[WHAT THIS TASK INVOLVES] Across the data below, how many lines hold "name"? Answer with that number and nothing else.

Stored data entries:
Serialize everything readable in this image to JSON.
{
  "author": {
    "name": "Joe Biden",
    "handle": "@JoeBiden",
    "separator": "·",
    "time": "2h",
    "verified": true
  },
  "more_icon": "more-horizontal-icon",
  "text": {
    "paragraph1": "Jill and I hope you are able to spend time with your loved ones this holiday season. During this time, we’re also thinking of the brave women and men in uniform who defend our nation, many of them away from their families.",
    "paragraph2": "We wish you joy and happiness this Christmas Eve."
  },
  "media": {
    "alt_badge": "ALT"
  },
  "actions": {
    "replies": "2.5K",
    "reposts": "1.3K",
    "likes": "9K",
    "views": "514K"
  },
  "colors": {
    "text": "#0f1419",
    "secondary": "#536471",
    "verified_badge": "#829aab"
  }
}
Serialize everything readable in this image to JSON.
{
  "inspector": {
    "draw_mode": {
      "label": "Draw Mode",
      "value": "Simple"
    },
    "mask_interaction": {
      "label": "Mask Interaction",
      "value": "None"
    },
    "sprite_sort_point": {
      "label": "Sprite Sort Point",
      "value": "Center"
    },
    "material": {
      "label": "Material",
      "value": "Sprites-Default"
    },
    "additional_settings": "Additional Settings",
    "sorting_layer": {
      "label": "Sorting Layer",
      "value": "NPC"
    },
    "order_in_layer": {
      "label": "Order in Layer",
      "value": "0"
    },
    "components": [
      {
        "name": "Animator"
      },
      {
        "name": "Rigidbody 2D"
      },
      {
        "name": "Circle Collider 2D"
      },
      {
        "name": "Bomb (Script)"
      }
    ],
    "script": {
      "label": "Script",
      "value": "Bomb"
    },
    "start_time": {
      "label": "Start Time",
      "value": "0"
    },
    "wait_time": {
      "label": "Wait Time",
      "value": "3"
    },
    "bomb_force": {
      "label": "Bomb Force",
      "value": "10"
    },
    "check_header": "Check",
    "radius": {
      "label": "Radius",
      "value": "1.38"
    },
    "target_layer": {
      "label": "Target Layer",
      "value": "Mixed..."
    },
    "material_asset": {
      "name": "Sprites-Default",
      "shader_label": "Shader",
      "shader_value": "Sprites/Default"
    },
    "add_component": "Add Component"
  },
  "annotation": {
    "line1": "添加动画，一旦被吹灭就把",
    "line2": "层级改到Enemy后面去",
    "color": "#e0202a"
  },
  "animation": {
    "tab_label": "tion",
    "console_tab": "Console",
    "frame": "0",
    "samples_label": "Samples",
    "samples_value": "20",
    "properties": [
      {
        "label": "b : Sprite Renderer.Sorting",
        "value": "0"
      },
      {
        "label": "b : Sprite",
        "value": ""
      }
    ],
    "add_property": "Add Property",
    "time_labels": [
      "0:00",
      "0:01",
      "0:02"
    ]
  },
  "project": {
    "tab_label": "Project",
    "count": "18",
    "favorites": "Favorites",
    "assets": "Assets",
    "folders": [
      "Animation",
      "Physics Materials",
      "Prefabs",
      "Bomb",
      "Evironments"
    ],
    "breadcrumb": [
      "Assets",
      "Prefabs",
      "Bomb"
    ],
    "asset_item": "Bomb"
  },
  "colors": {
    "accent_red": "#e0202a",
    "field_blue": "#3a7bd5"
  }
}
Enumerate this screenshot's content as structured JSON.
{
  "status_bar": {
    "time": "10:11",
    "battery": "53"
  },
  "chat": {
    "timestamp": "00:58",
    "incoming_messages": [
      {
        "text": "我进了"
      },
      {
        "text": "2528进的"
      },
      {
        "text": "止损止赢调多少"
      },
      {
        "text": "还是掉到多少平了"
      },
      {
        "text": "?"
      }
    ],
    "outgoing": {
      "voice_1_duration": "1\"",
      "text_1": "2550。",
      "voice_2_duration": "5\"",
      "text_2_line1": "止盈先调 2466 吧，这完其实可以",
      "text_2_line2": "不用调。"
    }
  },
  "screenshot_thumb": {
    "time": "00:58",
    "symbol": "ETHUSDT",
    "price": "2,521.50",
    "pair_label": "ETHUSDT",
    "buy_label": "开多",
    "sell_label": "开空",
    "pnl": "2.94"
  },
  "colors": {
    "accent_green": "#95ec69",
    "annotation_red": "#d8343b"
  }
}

[REPLY] 6